### RAW RECORDS
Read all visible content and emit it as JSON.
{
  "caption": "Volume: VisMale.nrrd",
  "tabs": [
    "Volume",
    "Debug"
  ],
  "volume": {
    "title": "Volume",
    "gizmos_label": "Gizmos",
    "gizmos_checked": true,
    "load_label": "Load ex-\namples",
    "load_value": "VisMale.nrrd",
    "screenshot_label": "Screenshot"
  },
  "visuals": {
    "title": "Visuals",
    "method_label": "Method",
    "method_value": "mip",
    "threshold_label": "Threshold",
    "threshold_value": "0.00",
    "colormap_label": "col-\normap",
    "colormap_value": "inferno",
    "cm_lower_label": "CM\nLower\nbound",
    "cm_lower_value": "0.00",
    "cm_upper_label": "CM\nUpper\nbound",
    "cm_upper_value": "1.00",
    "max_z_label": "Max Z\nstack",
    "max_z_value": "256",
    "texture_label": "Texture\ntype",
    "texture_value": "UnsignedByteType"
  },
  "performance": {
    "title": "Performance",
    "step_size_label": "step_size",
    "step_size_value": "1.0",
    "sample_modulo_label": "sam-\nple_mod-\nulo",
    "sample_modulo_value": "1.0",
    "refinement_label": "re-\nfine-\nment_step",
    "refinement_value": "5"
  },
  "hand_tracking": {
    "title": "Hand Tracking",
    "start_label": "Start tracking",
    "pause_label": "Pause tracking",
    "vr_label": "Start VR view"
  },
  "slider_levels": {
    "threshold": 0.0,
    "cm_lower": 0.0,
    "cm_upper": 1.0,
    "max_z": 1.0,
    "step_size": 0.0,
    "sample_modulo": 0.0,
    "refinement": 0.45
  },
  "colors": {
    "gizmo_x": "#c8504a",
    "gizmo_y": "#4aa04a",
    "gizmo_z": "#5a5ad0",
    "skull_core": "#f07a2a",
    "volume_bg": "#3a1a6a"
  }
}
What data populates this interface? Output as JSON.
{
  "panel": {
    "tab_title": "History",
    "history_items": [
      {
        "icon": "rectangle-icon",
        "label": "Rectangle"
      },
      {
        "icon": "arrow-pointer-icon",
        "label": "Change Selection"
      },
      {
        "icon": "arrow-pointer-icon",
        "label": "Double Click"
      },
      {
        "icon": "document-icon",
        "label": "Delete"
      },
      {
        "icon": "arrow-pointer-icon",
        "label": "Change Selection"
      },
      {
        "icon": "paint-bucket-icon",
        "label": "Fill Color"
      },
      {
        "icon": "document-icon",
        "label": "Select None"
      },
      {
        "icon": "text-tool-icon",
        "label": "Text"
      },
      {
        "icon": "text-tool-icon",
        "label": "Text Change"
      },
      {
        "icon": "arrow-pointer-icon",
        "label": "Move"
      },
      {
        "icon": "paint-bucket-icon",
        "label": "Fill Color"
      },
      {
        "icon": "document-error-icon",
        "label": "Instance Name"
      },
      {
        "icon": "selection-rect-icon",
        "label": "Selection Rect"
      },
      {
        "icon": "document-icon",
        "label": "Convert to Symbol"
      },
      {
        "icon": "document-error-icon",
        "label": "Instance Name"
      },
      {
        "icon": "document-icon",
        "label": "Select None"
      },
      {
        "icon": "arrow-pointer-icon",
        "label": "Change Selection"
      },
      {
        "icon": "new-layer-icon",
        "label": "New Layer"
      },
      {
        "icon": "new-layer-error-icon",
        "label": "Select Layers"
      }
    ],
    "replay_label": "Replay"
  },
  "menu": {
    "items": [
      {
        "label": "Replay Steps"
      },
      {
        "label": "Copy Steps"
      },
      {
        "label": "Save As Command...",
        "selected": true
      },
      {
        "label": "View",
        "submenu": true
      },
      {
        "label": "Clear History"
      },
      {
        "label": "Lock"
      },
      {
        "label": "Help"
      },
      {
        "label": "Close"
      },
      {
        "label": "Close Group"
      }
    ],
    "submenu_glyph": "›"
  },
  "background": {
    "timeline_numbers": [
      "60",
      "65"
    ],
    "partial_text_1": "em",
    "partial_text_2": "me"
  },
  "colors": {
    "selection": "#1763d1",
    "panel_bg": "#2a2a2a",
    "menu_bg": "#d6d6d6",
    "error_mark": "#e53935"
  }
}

### WHAT YOU HAVE TO DO
Please output the entries above, every line exactly as it reads.

### RESULT
Read all visible content and emit it as JSON.
{
  "caption": "Volume: VisMale.nrrd",
  "tabs": [
    "Volume",
    "Debug"
  ],
  "volume": {
    "title": "Volume",
    "gizmos_label": "Gizmos",
    "gizmos_checked": true,
    "load_label": "Load ex-\namples",
    "load_value": "VisMale.nrrd",
    "screenshot_label": "Screenshot"
  },
  "visuals": {
    "title": "Visuals",
    "method_label": "Method",
    "method_value": "mip",
    "threshold_label": "Threshold",
    "threshold_value": "0.00",
    "colormap_label": "col-\normap",
    "colormap_value": "inferno",
    "cm_lower_label": "CM\nLower\nbound",
    "cm_lower_value": "0.00",
    "cm_upper_label": "CM\nUpper\nbound",
    "cm_upper_value": "1.00",
    "max_z_label": "Max Z\nstack",
    "max_z_value": "256",
    "texture_label": "Texture\ntype",
    "texture_value": "UnsignedByteType"
  },
  "performance": {
    "title": "Performance",
    "step_size_label": "step_size",
    "step_size_value": "1.0",
    "sample_modulo_label": "sam-\nple_mod-\nulo",
    "sample_modulo_value": "1.0",
    "refinement_label": "re-\nfine-\nment_step",
    "refinement_value": "5"
  },
  "hand_tracking": {
    "title": "Hand Tracking",
    "start_label": "Start tracking",
    "pause_label": "Pause tracking",
    "vr_label": "Start VR view"
  },
  "slider_levels": {
    "threshold": 0.0,
    "cm_lower": 0.0,
    "cm_upper": 1.0,
    "max_z": 1.0,
    "step_size": 0.0,
    "sample_modulo": 0.0,
    "refinement": 0.45
  },
  "colors": {
    "gizmo_x": "#c8504a",
    "gizmo_y": "#4aa04a",
    "gizmo_z": "#5a5ad0",
    "skull_core": "#f07a2a",
    "volume_bg": "#3a1a6a"
  }
}
What data populates this interface? Output as JSON.
{
  "panel": {
    "tab_title": "History",
    "history_items": [
      {
        "icon": "rectangle-icon",
        "label": "Rectangle"
      },
      {
        "icon": "arrow-pointer-icon",
        "label": "Change Selection"
      },
      {
        "icon": "arrow-pointer-icon",
        "label": "Double Click"
      },
      {
        "icon": "document-icon",
        "label": "Delete"
      },
      {
        "icon": "arrow-pointer-icon",
        "label": "Change Selection"
      },
      {
        "icon": "paint-bucket-icon",
        "label": "Fill Color"
      },
      {
        "icon": "document-icon",
        "label": "Select None"
      },
      {
        "icon": "text-tool-icon",
        "label": "Text"
      },
      {
        "icon": "text-tool-icon",
        "label": "Text Change"
      },
      {
        "icon": "arrow-pointer-icon",
        "label": "Move"
      },
      {
        "icon": "paint-bucket-icon",
        "label": "Fill Color"
      },
      {
        "icon": "document-error-icon",
        "label": "Instance Name"
      },
      {
        "icon": "selection-rect-icon",
        "label": "Selection Rect"
      },
      {
        "icon": "document-icon",
        "label": "Convert to Symbol"
      },
      {
        "icon": "document-error-icon",
        "label": "Instance Name"
      },
      {
        "icon": "document-icon",
        "label": "Select None"
      },
      {
        "icon": "arrow-pointer-icon",
        "label": "Change Selection"
      },
      {
        "icon": "new-layer-icon",
        "label": "New Layer"
      },
      {
        "icon": "new-layer-error-icon",
        "label": "Select Layers"
      }
    ],
    "replay_label": "Replay"
  },
  "menu": {
    "items": [
      {
        "label": "Replay Steps"
      },
      {
        "label": "Copy Steps"
      },
      {
        "label": "Save As Command...",
        "selected": true
      },
      {
        "label": "View",
        "submenu": true
      },
      {
        "label": "Clear History"
      },
      {
        "label": "Lock"
      },
      {
        "label": "Help"
      },
      {
        "label": "Close"
      },
      {
        "label": "Close Group"
      }
    ],
    "submenu_glyph": "›"
  },
  "background": {
    "timeline_numbers": [
      "60",
      "65"
    ],
    "partial_text_1": "em",
    "partial_text_2": "me"
  },
  "colors": {
    "selection": "#1763d1",
    "panel_bg": "#2a2a2a",
    "menu_bg": "#d6d6d6",
    "error_mark": "#e53935"
  }
}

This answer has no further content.